**What is being asked**
Pick out all lines in the listing holding the string "same" and copy them.

**Data shown**
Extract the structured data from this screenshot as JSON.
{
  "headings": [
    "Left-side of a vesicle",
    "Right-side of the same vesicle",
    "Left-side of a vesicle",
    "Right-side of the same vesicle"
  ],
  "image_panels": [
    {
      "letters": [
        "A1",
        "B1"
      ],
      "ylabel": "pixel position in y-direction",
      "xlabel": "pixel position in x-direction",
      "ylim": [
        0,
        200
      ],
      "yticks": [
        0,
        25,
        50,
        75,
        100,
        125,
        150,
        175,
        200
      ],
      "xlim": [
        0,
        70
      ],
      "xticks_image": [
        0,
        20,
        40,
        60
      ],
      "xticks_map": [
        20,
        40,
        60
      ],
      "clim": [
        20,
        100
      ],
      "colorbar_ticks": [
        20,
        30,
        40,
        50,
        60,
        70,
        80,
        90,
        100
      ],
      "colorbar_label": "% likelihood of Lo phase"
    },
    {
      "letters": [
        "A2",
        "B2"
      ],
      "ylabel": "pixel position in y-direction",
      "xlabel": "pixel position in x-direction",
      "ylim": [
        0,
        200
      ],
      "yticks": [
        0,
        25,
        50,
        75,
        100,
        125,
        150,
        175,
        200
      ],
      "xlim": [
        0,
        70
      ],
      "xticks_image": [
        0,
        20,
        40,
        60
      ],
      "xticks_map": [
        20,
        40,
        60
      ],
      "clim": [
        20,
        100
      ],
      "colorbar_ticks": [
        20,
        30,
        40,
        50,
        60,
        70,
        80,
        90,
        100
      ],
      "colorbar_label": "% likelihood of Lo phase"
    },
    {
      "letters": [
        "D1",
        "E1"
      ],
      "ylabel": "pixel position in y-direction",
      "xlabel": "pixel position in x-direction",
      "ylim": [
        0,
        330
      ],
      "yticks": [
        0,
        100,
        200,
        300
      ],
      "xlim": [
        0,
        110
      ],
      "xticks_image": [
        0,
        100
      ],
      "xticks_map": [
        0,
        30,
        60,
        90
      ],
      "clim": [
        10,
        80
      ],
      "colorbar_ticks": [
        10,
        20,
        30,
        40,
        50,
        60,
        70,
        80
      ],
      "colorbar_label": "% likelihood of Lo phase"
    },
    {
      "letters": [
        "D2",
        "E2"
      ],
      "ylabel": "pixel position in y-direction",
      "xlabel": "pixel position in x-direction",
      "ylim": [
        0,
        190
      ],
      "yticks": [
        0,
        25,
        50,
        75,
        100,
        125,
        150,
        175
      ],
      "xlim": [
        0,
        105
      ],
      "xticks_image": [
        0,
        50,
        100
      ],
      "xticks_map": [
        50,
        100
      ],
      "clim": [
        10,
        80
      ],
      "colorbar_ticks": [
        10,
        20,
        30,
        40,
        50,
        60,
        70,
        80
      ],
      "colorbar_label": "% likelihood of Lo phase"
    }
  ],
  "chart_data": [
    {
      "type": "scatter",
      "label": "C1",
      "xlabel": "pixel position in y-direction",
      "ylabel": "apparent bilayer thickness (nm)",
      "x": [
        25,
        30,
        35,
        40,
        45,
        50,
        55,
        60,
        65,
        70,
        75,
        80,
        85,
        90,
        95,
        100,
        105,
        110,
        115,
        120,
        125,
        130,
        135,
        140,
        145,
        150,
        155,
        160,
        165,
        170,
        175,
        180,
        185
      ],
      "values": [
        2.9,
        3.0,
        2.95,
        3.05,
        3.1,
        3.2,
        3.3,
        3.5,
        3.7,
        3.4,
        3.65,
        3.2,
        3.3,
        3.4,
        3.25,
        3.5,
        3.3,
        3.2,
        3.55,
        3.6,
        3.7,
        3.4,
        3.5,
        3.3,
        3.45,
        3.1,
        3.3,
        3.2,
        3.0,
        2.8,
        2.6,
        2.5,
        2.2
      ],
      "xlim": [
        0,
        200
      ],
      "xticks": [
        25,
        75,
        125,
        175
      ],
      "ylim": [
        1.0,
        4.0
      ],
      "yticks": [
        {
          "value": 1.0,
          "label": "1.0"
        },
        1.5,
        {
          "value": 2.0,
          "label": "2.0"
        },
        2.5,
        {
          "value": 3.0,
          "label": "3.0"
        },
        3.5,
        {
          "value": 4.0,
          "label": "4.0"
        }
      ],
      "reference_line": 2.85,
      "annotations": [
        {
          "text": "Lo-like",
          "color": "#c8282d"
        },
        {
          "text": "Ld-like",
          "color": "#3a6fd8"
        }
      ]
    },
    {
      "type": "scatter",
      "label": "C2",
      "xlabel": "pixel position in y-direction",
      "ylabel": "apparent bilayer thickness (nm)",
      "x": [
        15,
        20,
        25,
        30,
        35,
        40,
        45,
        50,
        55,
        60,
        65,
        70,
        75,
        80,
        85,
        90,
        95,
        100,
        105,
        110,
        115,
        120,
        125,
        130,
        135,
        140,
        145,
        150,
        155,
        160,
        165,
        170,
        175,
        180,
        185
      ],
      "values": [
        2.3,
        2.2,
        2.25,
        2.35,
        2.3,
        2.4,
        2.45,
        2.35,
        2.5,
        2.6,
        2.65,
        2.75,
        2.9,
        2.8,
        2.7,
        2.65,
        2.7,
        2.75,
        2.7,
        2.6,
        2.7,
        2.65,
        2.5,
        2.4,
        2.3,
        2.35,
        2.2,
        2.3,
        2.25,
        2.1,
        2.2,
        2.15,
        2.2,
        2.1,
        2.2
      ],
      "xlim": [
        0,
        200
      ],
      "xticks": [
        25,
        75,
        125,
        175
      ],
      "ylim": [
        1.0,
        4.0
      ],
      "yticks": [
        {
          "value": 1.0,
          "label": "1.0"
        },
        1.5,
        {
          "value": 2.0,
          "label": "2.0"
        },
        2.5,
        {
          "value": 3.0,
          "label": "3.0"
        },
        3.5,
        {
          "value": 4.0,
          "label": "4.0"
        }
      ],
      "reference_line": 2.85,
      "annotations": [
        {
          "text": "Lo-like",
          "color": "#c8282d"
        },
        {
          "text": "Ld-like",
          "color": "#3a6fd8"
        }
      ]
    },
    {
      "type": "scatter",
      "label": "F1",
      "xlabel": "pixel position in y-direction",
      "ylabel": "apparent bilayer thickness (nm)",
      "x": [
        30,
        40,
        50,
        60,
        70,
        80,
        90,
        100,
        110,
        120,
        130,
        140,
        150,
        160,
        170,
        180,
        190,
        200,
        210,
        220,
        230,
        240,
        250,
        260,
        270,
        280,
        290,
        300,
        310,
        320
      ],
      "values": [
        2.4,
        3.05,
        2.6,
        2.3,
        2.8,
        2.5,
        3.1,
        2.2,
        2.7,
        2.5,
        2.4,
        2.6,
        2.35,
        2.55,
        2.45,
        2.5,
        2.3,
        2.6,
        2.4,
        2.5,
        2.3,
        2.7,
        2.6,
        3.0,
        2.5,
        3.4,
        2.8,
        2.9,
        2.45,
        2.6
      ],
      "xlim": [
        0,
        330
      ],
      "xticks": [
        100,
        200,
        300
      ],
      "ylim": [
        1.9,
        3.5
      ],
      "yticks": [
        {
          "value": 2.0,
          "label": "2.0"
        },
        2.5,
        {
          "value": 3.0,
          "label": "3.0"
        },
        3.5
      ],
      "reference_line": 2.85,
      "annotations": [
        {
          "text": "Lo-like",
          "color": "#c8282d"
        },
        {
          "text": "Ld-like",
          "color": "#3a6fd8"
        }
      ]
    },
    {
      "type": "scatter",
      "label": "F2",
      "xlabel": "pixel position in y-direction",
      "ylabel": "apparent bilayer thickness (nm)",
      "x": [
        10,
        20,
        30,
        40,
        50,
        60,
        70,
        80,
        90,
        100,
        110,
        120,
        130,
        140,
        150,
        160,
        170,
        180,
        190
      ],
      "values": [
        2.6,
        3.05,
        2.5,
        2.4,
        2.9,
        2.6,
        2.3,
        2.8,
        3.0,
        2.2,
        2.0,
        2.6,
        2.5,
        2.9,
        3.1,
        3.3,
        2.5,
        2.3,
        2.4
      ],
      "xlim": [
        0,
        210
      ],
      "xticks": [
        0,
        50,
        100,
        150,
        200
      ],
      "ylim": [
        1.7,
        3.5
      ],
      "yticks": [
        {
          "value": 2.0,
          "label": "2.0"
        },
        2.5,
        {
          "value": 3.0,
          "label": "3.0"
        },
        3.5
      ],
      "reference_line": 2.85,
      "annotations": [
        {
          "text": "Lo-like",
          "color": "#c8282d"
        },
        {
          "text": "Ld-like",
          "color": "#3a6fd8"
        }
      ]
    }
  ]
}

**Result of this exercise**
    "Right-side of the same vesicle",
    "Right-side of the same vesicle"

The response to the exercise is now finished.